# Extracted information start

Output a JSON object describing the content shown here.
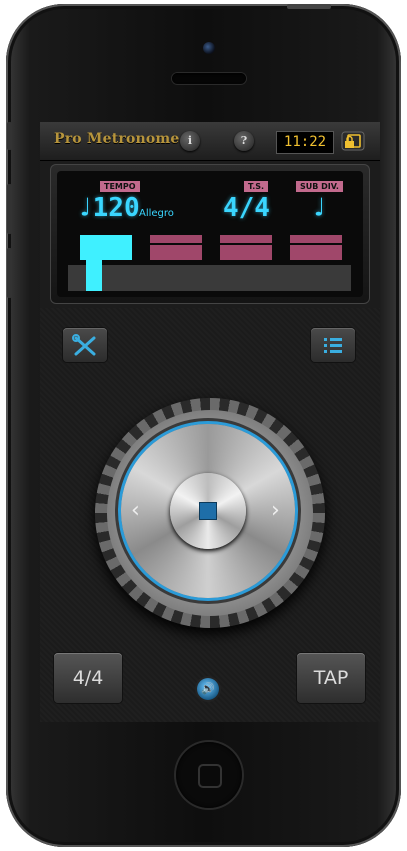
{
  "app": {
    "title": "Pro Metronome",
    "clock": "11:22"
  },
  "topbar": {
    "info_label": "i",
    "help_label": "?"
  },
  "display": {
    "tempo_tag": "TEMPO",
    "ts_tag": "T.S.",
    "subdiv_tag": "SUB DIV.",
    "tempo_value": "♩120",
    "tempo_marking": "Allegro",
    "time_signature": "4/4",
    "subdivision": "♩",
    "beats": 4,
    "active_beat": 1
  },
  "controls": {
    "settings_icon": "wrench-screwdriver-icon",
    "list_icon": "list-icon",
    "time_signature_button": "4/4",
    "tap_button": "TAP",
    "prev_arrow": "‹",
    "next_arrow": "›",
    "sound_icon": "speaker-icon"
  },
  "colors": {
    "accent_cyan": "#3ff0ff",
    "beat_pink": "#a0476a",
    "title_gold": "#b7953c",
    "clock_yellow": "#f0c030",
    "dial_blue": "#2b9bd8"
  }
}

# Extracted information end
# Extracted information start

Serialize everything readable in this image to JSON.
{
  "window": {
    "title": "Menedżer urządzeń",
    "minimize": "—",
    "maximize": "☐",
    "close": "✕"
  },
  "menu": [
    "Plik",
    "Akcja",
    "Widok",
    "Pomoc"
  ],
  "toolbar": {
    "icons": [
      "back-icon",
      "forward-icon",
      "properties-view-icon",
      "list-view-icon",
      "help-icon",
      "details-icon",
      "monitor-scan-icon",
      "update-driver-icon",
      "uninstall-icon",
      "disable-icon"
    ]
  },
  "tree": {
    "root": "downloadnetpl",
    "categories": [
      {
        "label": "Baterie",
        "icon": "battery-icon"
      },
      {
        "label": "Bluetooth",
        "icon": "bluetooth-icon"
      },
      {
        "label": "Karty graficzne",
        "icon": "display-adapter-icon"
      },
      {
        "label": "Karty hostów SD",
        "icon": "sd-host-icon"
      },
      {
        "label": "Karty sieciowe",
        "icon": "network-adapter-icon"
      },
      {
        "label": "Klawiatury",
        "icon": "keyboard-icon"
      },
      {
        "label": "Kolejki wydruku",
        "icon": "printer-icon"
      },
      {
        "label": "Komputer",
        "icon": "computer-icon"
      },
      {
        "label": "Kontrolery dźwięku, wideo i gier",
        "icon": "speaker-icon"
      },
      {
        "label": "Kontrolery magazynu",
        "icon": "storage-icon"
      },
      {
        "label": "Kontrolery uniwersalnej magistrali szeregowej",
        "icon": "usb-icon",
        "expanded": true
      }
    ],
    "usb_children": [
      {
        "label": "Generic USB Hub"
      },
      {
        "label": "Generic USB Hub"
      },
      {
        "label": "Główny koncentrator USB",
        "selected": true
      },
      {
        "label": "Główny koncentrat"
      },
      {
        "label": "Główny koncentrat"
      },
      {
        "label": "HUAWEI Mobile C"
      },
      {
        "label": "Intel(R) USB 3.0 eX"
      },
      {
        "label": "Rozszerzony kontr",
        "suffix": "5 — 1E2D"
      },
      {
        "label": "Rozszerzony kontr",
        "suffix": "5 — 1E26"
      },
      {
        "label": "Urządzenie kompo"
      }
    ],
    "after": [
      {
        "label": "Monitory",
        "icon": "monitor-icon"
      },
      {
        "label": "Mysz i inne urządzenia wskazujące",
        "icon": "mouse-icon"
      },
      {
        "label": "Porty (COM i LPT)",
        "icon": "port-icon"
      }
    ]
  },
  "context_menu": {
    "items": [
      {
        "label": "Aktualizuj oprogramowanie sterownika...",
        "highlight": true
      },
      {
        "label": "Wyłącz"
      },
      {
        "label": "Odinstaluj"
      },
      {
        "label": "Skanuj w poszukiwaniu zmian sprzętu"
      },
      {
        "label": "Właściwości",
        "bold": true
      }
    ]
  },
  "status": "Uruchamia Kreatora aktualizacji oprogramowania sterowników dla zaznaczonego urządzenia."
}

# Extracted information end

▶ **Goal**:
Your answer should be one number: how many lines in the material above contain the string "Kontrolery".

▶ **Full response**:
3